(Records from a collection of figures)
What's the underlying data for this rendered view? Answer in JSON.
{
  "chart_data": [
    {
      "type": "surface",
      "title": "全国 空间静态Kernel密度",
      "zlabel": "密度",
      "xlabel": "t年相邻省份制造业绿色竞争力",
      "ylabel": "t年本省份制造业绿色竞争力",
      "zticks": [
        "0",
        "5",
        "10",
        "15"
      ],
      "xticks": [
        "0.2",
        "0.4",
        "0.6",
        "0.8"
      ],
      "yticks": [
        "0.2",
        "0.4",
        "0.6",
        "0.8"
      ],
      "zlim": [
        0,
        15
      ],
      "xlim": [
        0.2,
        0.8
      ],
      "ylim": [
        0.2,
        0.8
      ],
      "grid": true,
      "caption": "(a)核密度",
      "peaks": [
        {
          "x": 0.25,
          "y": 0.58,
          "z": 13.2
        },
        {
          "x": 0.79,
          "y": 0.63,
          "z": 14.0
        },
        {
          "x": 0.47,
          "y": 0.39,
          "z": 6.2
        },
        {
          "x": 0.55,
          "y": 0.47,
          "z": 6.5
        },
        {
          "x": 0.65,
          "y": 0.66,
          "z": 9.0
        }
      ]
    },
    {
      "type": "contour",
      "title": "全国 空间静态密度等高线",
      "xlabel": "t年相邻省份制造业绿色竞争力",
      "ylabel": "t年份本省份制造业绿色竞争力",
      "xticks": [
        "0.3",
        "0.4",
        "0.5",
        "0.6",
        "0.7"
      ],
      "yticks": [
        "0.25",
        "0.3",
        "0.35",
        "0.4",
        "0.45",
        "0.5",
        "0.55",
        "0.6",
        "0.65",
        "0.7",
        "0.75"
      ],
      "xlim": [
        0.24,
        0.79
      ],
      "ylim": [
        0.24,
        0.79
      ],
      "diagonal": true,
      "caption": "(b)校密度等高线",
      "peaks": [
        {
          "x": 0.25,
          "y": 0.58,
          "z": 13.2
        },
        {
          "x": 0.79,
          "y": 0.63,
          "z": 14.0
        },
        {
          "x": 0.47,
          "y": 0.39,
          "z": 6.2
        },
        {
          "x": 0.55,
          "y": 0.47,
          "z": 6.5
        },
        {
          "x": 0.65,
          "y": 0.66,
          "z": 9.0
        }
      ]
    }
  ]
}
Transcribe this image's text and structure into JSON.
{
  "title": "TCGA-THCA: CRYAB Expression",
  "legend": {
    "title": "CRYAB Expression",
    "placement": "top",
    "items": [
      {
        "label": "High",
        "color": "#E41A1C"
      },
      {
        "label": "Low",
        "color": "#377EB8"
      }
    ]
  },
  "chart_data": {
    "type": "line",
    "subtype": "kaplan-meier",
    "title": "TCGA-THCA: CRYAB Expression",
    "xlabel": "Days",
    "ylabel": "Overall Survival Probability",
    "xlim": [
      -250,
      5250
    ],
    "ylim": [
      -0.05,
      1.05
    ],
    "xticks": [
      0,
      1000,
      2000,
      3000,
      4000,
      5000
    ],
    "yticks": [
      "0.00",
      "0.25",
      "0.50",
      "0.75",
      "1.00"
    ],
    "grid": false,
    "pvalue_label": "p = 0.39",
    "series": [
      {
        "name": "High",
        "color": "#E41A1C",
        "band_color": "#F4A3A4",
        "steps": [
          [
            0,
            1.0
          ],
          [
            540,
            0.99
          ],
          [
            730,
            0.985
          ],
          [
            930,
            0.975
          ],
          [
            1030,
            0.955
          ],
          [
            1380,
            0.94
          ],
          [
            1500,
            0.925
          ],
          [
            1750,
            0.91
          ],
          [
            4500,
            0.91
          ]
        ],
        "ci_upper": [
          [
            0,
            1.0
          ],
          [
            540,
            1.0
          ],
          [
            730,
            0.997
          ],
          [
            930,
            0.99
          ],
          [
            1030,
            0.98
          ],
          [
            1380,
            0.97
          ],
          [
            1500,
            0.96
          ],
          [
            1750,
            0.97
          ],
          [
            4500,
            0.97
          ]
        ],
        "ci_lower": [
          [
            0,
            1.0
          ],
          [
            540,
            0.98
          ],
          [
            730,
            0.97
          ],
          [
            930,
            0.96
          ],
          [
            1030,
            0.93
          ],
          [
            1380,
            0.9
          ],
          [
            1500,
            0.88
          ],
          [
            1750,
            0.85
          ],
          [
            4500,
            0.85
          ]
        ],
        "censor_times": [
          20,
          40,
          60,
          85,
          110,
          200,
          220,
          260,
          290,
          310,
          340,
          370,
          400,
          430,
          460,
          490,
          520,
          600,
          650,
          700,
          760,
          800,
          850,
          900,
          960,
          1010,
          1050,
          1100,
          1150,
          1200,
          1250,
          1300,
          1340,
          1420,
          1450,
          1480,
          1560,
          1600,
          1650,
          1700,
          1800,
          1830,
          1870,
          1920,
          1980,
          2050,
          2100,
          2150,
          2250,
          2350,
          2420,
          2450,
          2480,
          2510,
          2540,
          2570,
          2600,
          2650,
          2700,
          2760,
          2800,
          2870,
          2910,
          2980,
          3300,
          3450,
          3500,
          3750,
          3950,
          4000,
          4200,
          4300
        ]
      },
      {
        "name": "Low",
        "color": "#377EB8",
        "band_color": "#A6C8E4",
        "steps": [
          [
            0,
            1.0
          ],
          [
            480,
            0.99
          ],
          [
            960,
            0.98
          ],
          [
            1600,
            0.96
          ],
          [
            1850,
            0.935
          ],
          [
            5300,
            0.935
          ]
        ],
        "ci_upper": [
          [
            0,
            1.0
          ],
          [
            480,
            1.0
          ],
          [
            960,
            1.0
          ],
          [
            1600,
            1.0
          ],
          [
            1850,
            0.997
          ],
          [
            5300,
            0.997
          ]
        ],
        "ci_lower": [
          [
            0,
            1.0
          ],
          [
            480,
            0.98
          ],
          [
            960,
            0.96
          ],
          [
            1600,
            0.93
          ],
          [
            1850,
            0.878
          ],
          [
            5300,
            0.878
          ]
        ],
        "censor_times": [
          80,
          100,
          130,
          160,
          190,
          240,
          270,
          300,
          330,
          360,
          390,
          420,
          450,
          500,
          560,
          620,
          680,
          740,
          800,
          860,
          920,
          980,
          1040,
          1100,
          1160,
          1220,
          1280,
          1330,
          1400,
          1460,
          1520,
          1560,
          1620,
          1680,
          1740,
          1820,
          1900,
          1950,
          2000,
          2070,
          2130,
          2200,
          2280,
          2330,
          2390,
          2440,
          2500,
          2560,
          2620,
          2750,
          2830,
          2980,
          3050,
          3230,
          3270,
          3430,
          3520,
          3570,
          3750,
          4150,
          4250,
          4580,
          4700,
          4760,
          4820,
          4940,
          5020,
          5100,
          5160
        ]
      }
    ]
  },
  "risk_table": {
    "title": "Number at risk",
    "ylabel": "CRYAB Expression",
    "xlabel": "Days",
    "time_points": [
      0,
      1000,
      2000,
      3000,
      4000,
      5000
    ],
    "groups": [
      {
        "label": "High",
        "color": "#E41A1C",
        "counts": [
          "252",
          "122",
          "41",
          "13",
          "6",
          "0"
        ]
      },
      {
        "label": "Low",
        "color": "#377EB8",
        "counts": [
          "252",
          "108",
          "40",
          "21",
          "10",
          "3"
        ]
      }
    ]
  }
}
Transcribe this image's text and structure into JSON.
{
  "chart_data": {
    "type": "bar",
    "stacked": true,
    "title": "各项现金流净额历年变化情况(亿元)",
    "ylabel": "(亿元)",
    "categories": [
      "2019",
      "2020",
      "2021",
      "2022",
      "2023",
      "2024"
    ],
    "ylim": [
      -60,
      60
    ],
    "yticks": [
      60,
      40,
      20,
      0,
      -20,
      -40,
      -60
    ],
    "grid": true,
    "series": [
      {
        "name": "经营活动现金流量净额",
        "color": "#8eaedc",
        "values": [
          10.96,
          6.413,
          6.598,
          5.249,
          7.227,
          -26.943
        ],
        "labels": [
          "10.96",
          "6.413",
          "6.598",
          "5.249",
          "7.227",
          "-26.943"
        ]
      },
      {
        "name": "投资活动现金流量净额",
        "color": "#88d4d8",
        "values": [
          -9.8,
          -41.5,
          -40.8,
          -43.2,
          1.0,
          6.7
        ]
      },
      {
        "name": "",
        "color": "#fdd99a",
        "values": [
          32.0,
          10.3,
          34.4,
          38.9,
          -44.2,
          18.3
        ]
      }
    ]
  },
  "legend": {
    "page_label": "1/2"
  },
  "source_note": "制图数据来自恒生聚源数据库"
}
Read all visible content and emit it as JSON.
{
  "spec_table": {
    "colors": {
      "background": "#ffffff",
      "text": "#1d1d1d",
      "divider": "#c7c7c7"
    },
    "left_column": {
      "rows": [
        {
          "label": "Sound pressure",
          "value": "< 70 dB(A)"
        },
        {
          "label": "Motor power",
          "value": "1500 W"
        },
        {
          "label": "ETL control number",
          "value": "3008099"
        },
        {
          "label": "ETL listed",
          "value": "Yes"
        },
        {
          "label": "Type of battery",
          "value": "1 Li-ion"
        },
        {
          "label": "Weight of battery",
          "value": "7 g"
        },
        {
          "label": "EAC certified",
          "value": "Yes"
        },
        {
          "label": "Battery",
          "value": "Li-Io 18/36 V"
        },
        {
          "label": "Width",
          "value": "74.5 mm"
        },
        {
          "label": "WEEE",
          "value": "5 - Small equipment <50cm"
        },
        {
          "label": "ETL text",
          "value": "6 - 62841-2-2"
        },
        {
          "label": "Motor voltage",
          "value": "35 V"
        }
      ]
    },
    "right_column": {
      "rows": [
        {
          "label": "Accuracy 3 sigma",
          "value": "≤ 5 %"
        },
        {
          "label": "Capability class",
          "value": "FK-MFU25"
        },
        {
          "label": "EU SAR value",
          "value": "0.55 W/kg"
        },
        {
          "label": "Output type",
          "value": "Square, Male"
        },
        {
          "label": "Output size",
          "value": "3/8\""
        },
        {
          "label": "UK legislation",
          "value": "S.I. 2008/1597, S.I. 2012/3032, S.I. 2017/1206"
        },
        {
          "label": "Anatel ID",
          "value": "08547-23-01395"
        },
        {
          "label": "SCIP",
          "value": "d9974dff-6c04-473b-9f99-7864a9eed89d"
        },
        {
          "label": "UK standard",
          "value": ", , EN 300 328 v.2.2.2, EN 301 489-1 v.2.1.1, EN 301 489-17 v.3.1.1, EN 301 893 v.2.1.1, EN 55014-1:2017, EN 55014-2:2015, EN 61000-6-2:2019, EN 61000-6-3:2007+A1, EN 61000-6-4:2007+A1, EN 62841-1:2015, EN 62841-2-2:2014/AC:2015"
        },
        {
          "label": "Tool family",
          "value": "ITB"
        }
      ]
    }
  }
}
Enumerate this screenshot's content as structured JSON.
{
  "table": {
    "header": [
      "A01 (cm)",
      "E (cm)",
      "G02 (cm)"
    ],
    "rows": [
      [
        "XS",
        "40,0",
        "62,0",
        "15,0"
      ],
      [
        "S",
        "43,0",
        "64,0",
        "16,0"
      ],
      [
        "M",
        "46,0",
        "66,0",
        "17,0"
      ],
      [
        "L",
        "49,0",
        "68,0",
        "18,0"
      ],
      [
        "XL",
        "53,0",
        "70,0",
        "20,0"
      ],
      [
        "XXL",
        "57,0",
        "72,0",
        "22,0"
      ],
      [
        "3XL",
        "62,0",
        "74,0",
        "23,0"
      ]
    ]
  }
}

▶ [Request]:
All lines from the line containing "Enumerate this screenshot's" through the end of the listing above are to be duplicated exactly; include both ends and nothing further.

▶ [Output for this task]:
Enumerate this screenshot's content as structured JSON.
{
  "table": {
    "header": [
      "A01 (cm)",
      "E (cm)",
      "G02 (cm)"
    ],
    "rows": [
      [
        "XS",
        "40,0",
        "62,0",
        "15,0"
      ],
      [
        "S",
        "43,0",
        "64,0",
        "16,0"
      ],
      [
        "M",
        "46,0",
        "66,0",
        "17,0"
      ],
      [
        "L",
        "49,0",
        "68,0",
        "18,0"
      ],
      [
        "XL",
        "53,0",
        "70,0",
        "20,0"
      ],
      [
        "XXL",
        "57,0",
        "72,0",
        "22,0"
      ],
      [
        "3XL",
        "62,0",
        "74,0",
        "23,0"
      ]
    ]
  }
}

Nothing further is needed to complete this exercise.